Task prompt | Gather all lines from the material that contain the word "Петя".

Entries provided |
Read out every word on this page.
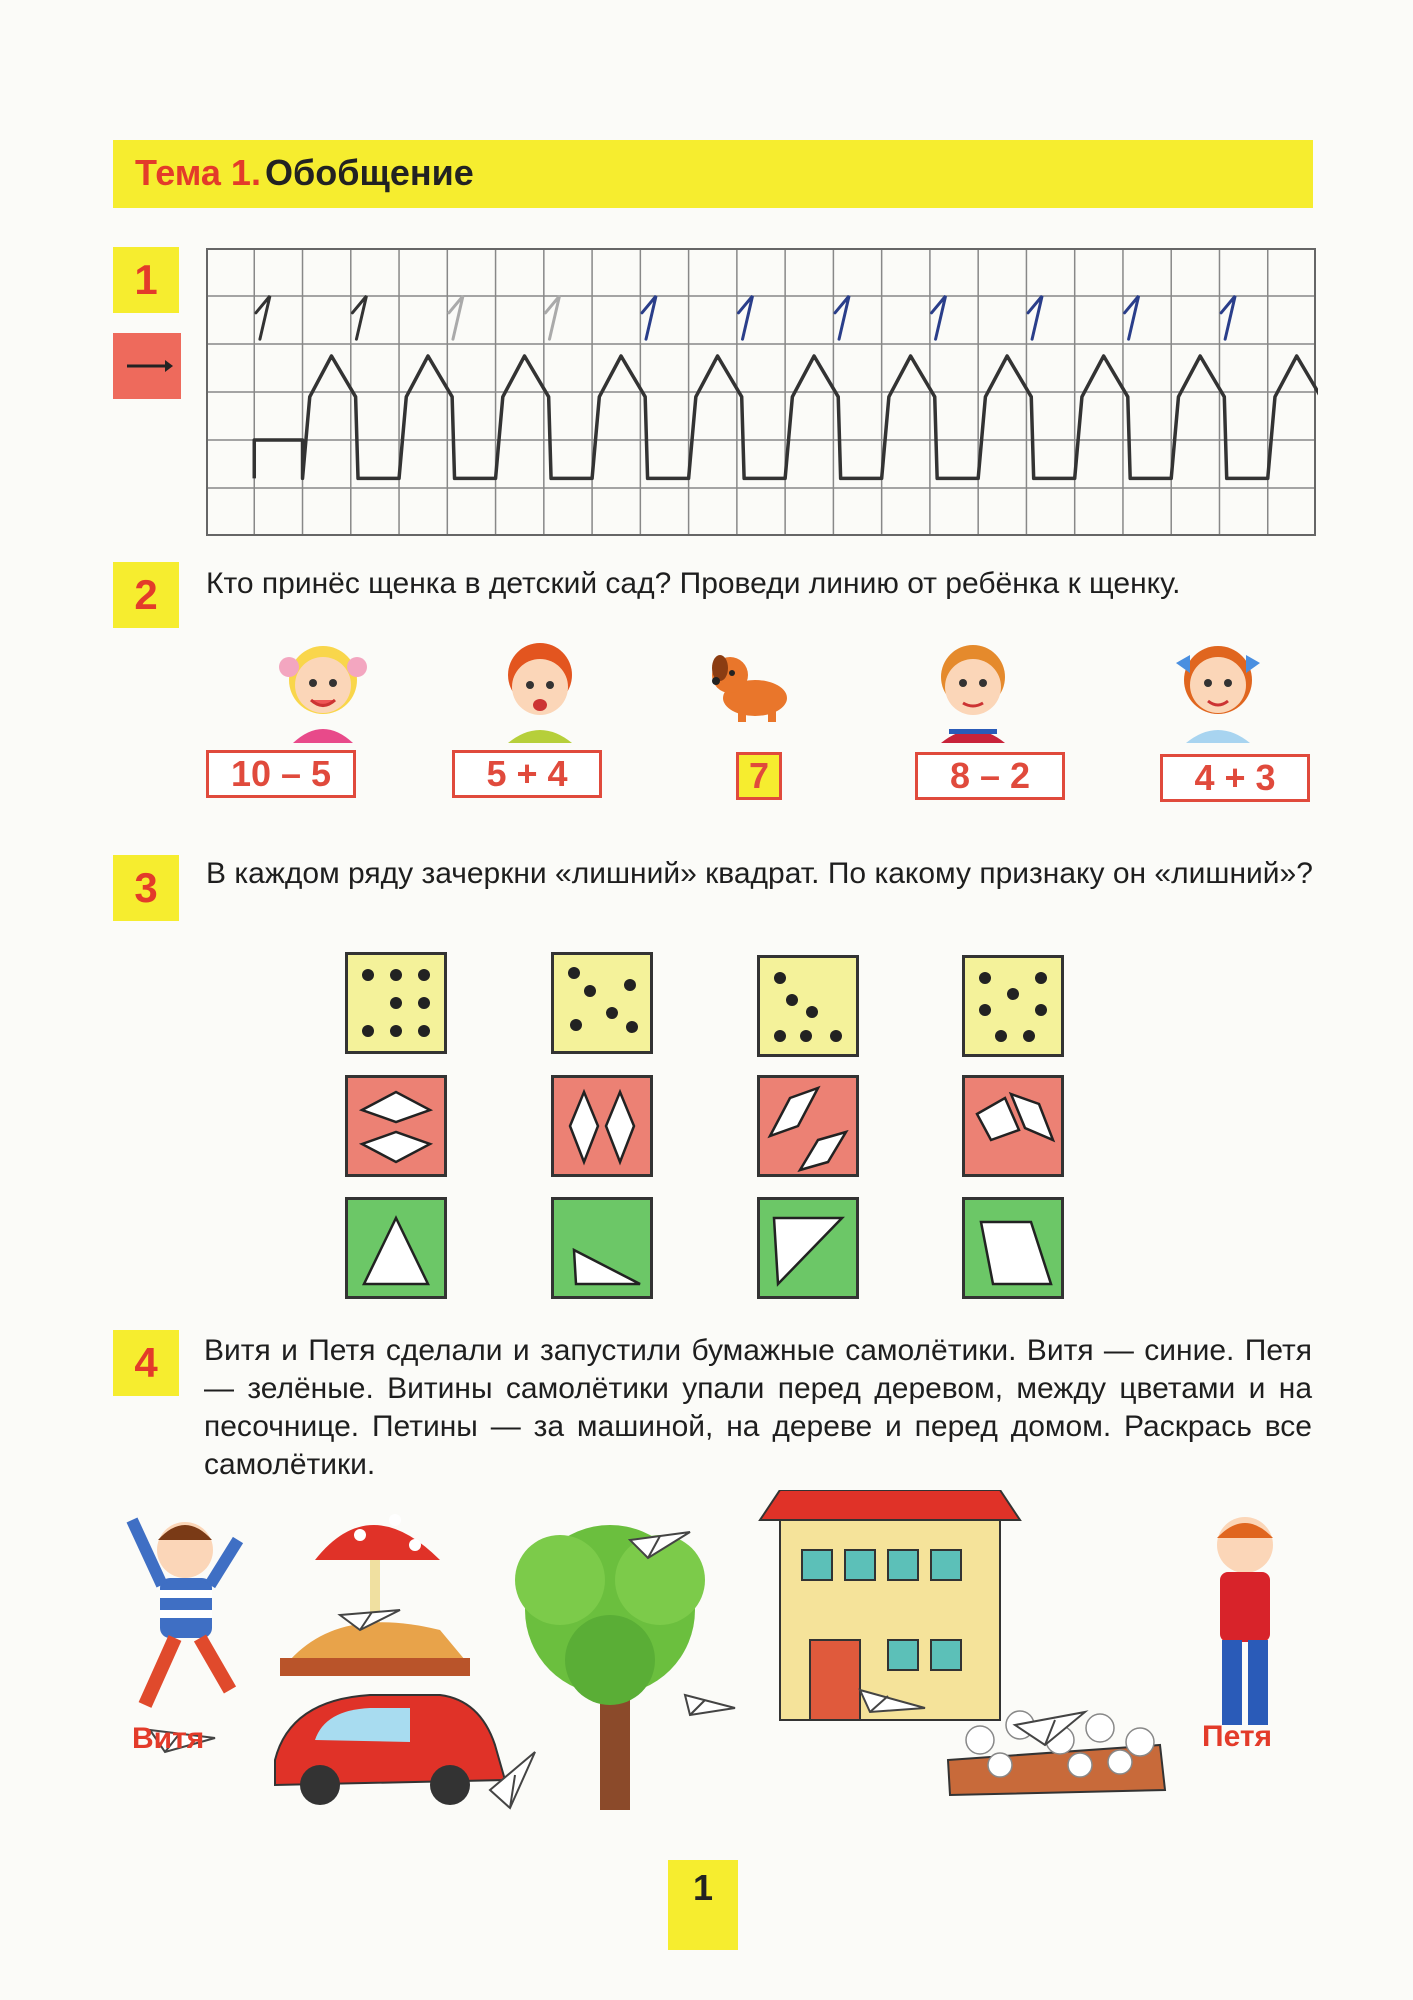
Тема 1. Обобщение
1
2	Кто принёс щенка в детский сад? Проведи линию от ребёнка к щенку.
10 – 5	5 + 4	7	8 – 2	4 + 3
3	В каждом ряду зачеркни «лишний» квадрат. По какому признаку он «лишний»?
4	Витя и Петя сделали и запустили бумажные самолётики. Витя — синие. Петя — зелёные. Витины самолётики упали перед деревом, между цветами и на песочнице. Петины — за машиной, на дереве и перед домом. Раскрась все самолётики.
Витя	Петя
1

Exercise output |
4	Витя и Петя сделали и запустили бумажные самолётики. Витя — синие. Петя — зелёные. Витины самолётики упали перед деревом, между цветами и на песочнице. Петины — за машиной, на дереве и перед домом. Раскрась все самолётики.
Витя	Петя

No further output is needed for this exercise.